* THE DATA *
........

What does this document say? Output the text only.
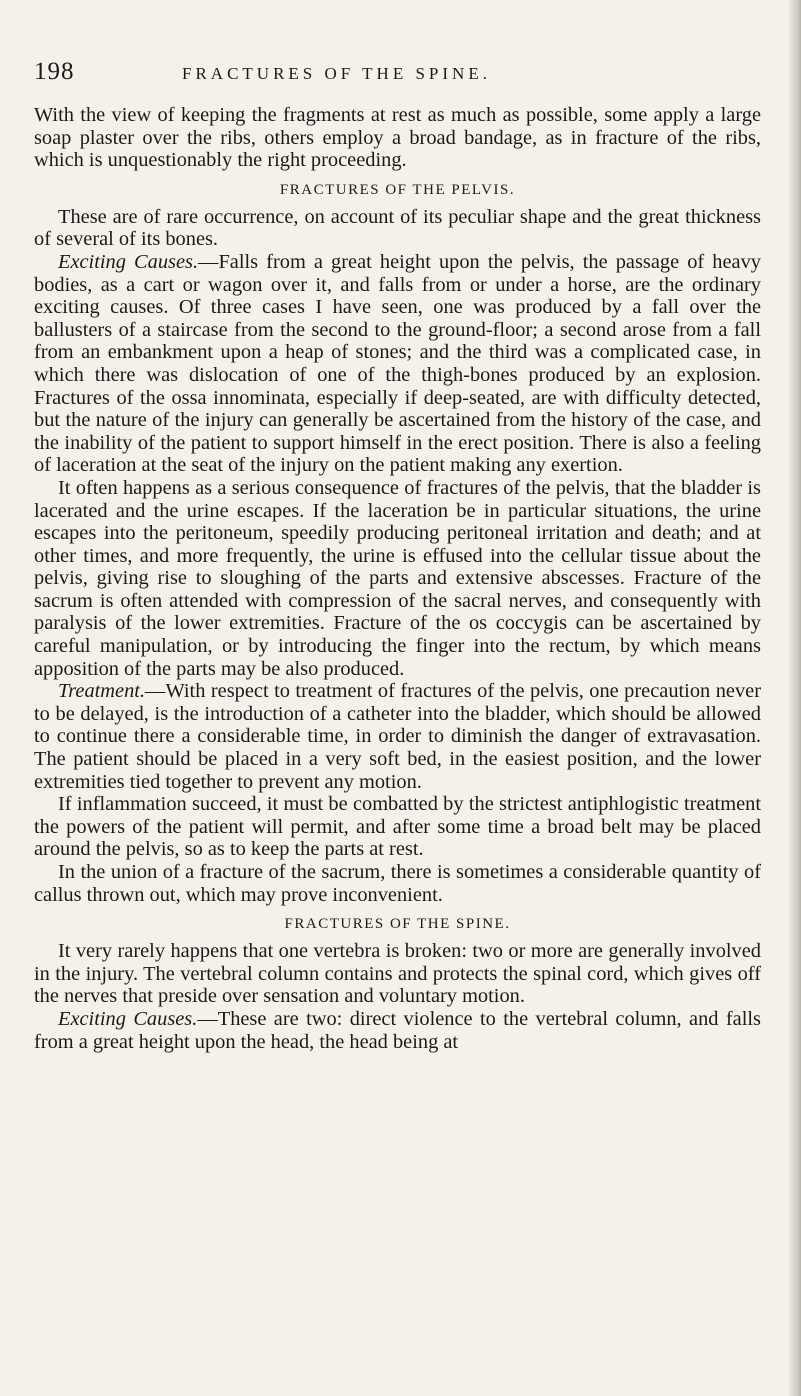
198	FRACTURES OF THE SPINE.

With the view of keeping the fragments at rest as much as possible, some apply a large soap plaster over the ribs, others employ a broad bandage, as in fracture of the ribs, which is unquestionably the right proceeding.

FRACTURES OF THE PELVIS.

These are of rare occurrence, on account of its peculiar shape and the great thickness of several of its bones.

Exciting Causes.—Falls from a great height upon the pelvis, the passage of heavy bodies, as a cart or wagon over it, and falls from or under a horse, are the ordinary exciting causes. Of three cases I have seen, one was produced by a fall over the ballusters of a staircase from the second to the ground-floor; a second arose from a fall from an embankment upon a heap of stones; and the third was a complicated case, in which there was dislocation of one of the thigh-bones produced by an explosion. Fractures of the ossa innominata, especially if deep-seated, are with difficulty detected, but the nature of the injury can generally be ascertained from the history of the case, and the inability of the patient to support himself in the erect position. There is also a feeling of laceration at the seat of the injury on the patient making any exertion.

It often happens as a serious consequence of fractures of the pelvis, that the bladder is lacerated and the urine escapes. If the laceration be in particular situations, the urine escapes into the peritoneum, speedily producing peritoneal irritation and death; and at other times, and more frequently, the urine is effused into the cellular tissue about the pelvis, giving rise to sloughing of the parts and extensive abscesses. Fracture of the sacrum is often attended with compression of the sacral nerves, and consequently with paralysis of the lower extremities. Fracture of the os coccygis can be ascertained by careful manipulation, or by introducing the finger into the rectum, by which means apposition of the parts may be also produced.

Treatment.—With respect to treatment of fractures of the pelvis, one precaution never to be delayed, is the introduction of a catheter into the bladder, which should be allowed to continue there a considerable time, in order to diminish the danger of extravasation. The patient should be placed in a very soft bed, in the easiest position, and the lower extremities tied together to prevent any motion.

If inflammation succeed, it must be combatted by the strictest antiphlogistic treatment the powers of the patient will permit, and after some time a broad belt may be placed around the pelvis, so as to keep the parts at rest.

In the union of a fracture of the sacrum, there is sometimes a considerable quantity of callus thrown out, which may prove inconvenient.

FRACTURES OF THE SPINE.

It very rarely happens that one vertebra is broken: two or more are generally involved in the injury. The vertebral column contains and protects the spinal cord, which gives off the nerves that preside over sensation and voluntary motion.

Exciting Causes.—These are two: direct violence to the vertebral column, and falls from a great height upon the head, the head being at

........

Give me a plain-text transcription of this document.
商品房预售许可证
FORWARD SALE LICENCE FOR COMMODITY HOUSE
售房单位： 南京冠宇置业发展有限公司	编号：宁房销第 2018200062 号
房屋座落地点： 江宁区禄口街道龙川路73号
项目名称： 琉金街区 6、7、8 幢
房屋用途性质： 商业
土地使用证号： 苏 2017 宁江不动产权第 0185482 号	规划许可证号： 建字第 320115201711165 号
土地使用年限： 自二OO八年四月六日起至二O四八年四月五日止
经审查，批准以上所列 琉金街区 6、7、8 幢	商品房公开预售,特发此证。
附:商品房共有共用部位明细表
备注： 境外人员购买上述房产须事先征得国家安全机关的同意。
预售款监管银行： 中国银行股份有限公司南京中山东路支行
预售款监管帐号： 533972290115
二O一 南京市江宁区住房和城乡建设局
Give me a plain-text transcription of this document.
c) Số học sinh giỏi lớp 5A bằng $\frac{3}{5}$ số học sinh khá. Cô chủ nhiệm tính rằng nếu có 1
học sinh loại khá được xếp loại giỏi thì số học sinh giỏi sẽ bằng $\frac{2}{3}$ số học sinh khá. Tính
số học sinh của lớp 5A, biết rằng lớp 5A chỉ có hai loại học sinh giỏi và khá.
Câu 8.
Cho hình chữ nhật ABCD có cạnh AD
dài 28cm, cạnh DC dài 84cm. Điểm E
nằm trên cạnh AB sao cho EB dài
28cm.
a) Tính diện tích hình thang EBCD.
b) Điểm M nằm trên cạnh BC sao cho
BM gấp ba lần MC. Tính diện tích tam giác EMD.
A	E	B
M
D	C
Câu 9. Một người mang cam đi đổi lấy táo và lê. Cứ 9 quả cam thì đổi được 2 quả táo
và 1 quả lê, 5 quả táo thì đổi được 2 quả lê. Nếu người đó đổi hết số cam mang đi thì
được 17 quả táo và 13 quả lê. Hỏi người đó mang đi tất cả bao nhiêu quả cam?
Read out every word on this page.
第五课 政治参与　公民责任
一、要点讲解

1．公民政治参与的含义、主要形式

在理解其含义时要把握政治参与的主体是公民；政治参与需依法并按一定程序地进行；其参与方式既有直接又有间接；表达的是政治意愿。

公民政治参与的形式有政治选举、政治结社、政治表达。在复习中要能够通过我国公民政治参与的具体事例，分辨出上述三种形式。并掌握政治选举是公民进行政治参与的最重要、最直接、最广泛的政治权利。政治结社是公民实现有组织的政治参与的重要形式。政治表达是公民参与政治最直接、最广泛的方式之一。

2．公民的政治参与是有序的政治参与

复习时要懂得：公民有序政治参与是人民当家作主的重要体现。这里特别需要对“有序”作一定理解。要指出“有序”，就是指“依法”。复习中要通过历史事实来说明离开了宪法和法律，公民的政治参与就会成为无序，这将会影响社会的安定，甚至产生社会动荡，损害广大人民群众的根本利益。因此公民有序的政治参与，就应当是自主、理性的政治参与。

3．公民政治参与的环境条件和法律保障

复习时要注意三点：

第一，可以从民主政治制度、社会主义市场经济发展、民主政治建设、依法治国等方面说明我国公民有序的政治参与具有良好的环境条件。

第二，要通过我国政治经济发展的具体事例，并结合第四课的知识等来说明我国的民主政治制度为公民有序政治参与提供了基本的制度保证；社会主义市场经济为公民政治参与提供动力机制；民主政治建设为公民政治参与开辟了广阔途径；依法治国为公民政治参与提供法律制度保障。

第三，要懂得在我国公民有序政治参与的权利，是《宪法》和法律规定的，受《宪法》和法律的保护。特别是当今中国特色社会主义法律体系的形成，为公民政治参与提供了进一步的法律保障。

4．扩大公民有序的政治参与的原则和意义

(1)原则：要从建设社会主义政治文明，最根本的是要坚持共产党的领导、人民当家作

........

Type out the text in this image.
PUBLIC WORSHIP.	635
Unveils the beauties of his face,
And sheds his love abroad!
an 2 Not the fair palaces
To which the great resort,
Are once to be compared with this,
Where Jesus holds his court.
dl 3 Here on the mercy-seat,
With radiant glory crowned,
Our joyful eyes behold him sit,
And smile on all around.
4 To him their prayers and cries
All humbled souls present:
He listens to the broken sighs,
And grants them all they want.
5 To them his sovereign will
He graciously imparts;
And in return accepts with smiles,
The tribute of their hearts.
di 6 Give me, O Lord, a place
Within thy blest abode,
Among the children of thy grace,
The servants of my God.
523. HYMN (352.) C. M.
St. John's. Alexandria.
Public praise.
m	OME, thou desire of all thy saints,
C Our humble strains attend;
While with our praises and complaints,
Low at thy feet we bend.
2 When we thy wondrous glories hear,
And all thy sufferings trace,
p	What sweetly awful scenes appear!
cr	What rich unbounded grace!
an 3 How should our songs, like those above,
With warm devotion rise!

........

From the listing above, pick out each line where the word "vertebral" appears.

It very rarely happens that one vertebra is broken: two or more are generally involved in the injury. The vertebral column contains and protects the spinal cord, which gives off the nerves that preside over sensation and voluntary motion.
Exciting Causes.—These are two: direct violence to the vertebral column, and falls from a great height upon the head, the head being at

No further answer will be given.